- Records to use
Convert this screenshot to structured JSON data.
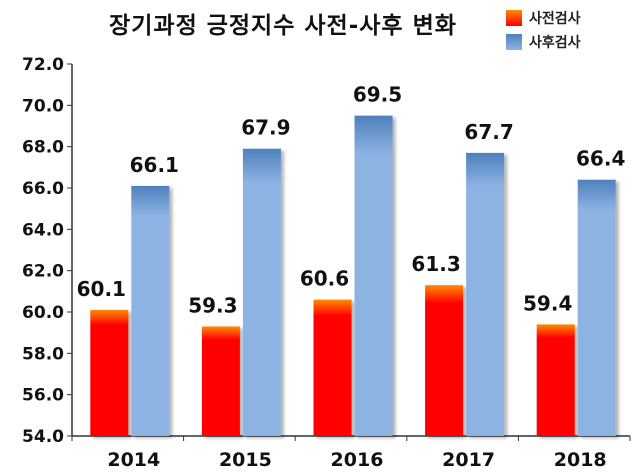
{
  "chart_data": {
    "type": "bar",
    "title": "장기과정 긍정지수 사전-사후 변화",
    "categories": [
      "2014",
      "2015",
      "2016",
      "2017",
      "2018"
    ],
    "series": [
      {
        "name": "사전검사",
        "values": [
          60.1,
          59.3,
          60.6,
          61.3,
          59.4
        ],
        "color": "#ff0000",
        "color_top": "#ff8c00"
      },
      {
        "name": "사후검사",
        "values": [
          66.1,
          67.9,
          69.5,
          67.7,
          66.4
        ],
        "color": "#8db3e2",
        "color_top": "#4f81bd"
      }
    ],
    "ylim": [
      54.0,
      72.0
    ],
    "yticks": [
      "54.0",
      "56.0",
      "58.0",
      "60.0",
      "62.0",
      "64.0",
      "66.0",
      "68.0",
      "70.0",
      "72.0"
    ],
    "ytick_values": [
      54,
      56,
      58,
      60,
      62,
      64,
      66,
      68,
      70,
      72
    ],
    "grid": false,
    "legend_position": "top-right",
    "xlabel": "",
    "ylabel": ""
  }
}
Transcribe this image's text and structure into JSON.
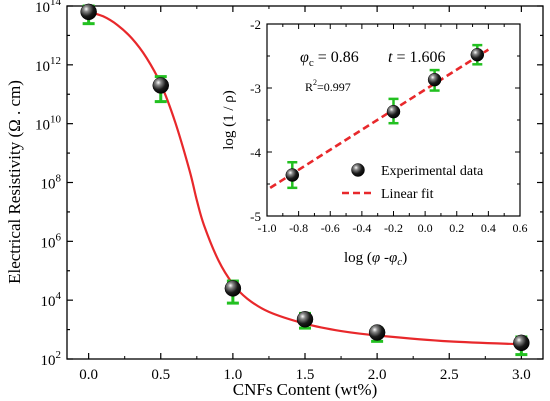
{
  "chart_data": [
    {
      "id": "main",
      "type": "scatter",
      "xlabel": "CNFs Content  (wt%)",
      "ylabel": "Electrical Resistivity (Ω . cm)",
      "xlim": [
        -0.15,
        3.15
      ],
      "ylim_log10": [
        2,
        14
      ],
      "y_scale": "log",
      "xticks": [
        0.0,
        0.5,
        1.0,
        1.5,
        2.0,
        2.5,
        3.0
      ],
      "xtick_labels": [
        "0.0",
        "0.5",
        "1.0",
        "1.5",
        "2.0",
        "2.5",
        "3.0"
      ],
      "ytick_exponents": [
        2,
        4,
        6,
        8,
        10,
        12,
        14
      ],
      "ytick_base": "10",
      "points": [
        {
          "x": 0.0,
          "y_log10": 13.8,
          "err_low": 13.4,
          "err_high": 14.0
        },
        {
          "x": 0.5,
          "y_log10": 11.3,
          "err_low": 10.75,
          "err_high": 11.6
        },
        {
          "x": 1.0,
          "y_log10": 4.4,
          "err_low": 3.9,
          "err_high": 4.65
        },
        {
          "x": 1.5,
          "y_log10": 3.35,
          "err_low": 3.05,
          "err_high": 3.55
        },
        {
          "x": 2.0,
          "y_log10": 2.9,
          "err_low": 2.6,
          "err_high": 3.05
        },
        {
          "x": 3.0,
          "y_log10": 2.55,
          "err_low": 2.15,
          "err_high": 2.75
        }
      ],
      "fit_curve": [
        [
          0.0,
          13.8
        ],
        [
          0.1,
          13.65
        ],
        [
          0.2,
          13.35
        ],
        [
          0.3,
          12.9
        ],
        [
          0.4,
          12.25
        ],
        [
          0.5,
          11.35
        ],
        [
          0.6,
          10.05
        ],
        [
          0.7,
          8.4
        ],
        [
          0.75,
          7.4
        ],
        [
          0.8,
          6.55
        ],
        [
          0.9,
          5.35
        ],
        [
          1.0,
          4.55
        ],
        [
          1.1,
          4.05
        ],
        [
          1.25,
          3.6
        ],
        [
          1.5,
          3.2
        ],
        [
          1.75,
          2.95
        ],
        [
          2.0,
          2.8
        ],
        [
          2.5,
          2.6
        ],
        [
          3.0,
          2.5
        ]
      ],
      "colors": {
        "fit": "#e8282b",
        "error": "#22c020",
        "marker": "#111111"
      }
    },
    {
      "id": "inset",
      "type": "scatter",
      "xlabel_pre": "log (",
      "xlabel_phi": "φ",
      "xlabel_mid": " -",
      "xlabel_sub": "c",
      "xlabel_post": ")",
      "ylabel": "log (1 / ρ)",
      "xlim": [
        -1.0,
        0.6
      ],
      "ylim": [
        -5,
        -2
      ],
      "xticks": [
        -1.0,
        -0.8,
        -0.6,
        -0.4,
        -0.2,
        0.0,
        0.2,
        0.4,
        0.6
      ],
      "xtick_labels": [
        "-1.0",
        "-0.8",
        "-0.6",
        "-0.4",
        "-0.2",
        "0.0",
        "0.2",
        "0.4",
        "0.6"
      ],
      "yticks": [
        -5,
        -4,
        -3,
        -2
      ],
      "ytick_labels": [
        "-5",
        "-4",
        "-3",
        "-2"
      ],
      "points": [
        {
          "x": -0.84,
          "y": -4.36,
          "err_low": -4.56,
          "err_high": -4.16
        },
        {
          "x": -0.2,
          "y": -3.37,
          "err_low": -3.55,
          "err_high": -3.17
        },
        {
          "x": 0.06,
          "y": -2.87,
          "err_low": -3.04,
          "err_high": -2.72
        },
        {
          "x": 0.33,
          "y": -2.48,
          "err_low": -2.63,
          "err_high": -2.33
        }
      ],
      "fit_line": [
        [
          -0.98,
          -4.56
        ],
        [
          0.4,
          -2.4
        ]
      ],
      "annotation": {
        "phi": "φ",
        "phi_sub": "c",
        "phi_value": " = 0.86",
        "t_symbol": "t",
        "t_value": " = 1.606",
        "r2_label": "R",
        "r2_sup": "2",
        "r2_value": "=0.997"
      },
      "legend": {
        "placement": "bottom-right",
        "entries": [
          "Experimental data",
          "Linear fit"
        ]
      },
      "colors": {
        "fit": "#e8282b",
        "error": "#22c020",
        "marker": "#111111"
      }
    }
  ]
}
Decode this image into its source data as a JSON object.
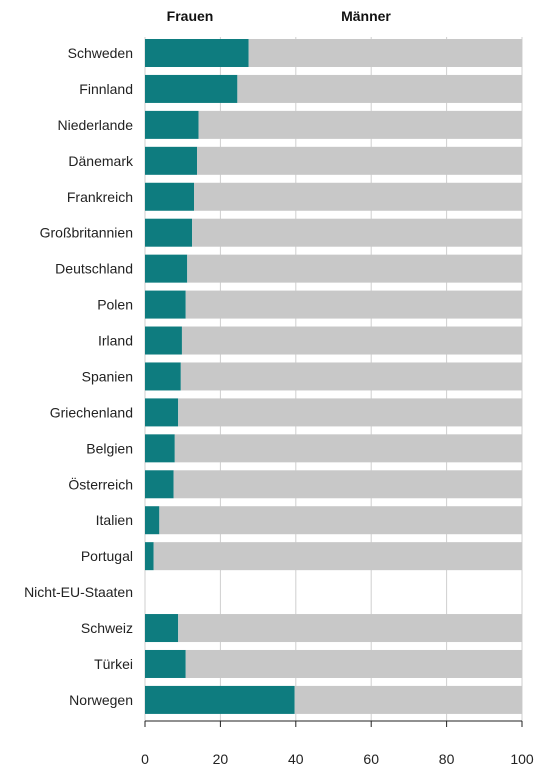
{
  "chart_data": {
    "type": "bar",
    "orientation": "horizontal",
    "stacked": true,
    "categories": [
      "Schweden",
      "Finnland",
      "Niederlande",
      "Dänemark",
      "Frankreich",
      "Großbritannien",
      "Deutschland",
      "Polen",
      "Irland",
      "Spanien",
      "Griechenland",
      "Belgien",
      "Österreich",
      "Italien",
      "Portugal",
      "Nicht-EU-Staaten",
      "Schweiz",
      "Türkei",
      "Norwegen"
    ],
    "series": [
      {
        "name": "Frauen",
        "color": "#0e7c7f",
        "values": [
          27.5,
          24.5,
          14.2,
          13.8,
          13.0,
          12.5,
          11.2,
          10.8,
          9.8,
          9.5,
          8.8,
          7.9,
          7.6,
          3.8,
          2.3,
          0,
          8.8,
          10.8,
          39.7
        ]
      },
      {
        "name": "Männer",
        "color": "#c8c8c8",
        "values": [
          72.5,
          75.5,
          85.8,
          86.2,
          87.0,
          87.5,
          88.8,
          89.2,
          90.2,
          90.5,
          91.2,
          92.1,
          92.4,
          96.2,
          97.7,
          0,
          91.2,
          89.2,
          60.3
        ]
      }
    ],
    "xlim": [
      0,
      100
    ],
    "xticks": [
      "0",
      "20",
      "40",
      "60",
      "80",
      "100"
    ],
    "legend_position": "top",
    "grid": true
  }
}
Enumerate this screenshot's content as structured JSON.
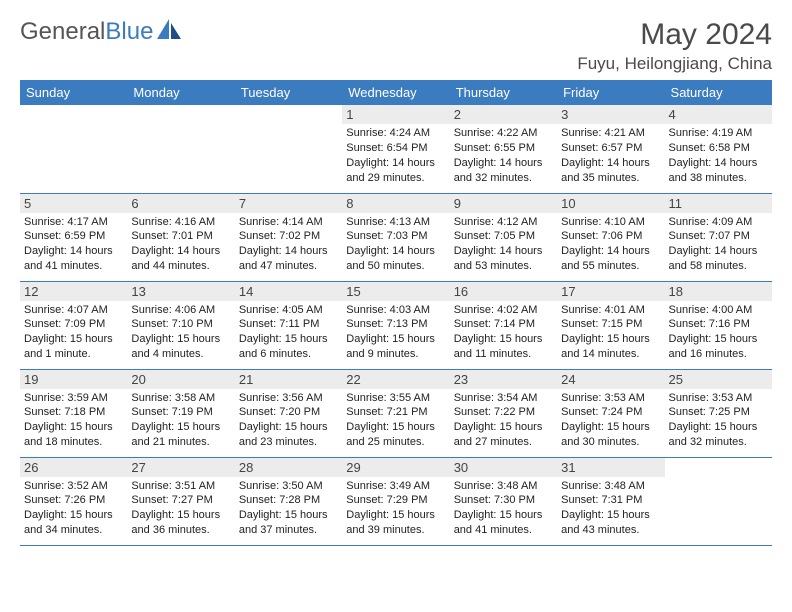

- Work instructions
Copy each line above that contains the word "structured".

- Solution
Convert this screenshot to structured JSON data.
Enumerate this screenshot's content as structured JSON.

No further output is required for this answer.